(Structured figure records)

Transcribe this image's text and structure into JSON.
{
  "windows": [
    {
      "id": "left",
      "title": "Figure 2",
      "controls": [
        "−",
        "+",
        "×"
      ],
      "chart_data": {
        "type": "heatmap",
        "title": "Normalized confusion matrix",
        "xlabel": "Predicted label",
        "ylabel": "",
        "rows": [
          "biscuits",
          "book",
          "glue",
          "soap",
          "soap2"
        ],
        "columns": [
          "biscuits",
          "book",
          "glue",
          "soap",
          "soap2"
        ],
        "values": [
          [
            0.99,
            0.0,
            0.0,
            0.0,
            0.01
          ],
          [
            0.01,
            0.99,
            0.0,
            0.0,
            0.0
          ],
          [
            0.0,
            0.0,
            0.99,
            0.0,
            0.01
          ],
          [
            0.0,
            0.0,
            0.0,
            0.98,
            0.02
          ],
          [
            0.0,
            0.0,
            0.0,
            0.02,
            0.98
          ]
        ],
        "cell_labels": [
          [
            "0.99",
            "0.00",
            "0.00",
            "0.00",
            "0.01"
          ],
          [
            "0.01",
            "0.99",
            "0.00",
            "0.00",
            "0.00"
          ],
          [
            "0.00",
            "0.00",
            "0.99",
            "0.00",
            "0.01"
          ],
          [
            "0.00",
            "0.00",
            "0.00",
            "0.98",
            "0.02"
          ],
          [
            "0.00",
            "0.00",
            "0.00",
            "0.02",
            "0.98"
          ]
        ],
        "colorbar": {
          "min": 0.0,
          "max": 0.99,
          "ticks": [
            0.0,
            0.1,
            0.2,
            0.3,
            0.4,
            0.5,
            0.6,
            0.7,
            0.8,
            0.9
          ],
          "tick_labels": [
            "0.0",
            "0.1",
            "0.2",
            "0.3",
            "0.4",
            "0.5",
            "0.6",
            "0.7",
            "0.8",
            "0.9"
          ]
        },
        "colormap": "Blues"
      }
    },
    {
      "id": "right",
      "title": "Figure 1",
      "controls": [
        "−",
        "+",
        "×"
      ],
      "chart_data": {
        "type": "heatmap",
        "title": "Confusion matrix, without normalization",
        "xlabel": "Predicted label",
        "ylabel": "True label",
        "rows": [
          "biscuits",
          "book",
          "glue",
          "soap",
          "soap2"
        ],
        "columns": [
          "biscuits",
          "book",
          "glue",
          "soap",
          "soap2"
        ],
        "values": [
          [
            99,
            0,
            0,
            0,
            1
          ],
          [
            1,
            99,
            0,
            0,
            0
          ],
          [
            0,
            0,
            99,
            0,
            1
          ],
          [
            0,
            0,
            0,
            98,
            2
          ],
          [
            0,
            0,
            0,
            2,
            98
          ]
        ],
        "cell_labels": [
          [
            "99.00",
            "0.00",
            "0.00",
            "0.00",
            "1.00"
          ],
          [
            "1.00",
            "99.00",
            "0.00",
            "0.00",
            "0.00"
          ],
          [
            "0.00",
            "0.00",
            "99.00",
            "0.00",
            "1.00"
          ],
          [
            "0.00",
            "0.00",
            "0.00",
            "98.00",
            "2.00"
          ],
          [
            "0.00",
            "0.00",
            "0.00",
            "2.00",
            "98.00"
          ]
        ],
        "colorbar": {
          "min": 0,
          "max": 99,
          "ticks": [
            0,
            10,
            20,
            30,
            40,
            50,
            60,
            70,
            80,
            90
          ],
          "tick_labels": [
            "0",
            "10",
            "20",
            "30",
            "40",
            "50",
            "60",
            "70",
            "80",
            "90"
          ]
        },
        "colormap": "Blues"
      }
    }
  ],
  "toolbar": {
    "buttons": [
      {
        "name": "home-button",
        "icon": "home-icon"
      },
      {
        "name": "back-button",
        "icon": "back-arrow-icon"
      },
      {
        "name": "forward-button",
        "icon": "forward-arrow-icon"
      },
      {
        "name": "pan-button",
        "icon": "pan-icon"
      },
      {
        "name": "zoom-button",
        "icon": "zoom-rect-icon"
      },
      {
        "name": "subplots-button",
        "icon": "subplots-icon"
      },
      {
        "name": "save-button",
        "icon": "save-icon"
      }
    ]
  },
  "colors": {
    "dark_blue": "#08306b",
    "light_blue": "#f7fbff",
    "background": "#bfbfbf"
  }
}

Problem requirements => Using the listing, say how many lines include the word "forward", and add nothing else.

Exercise result => 2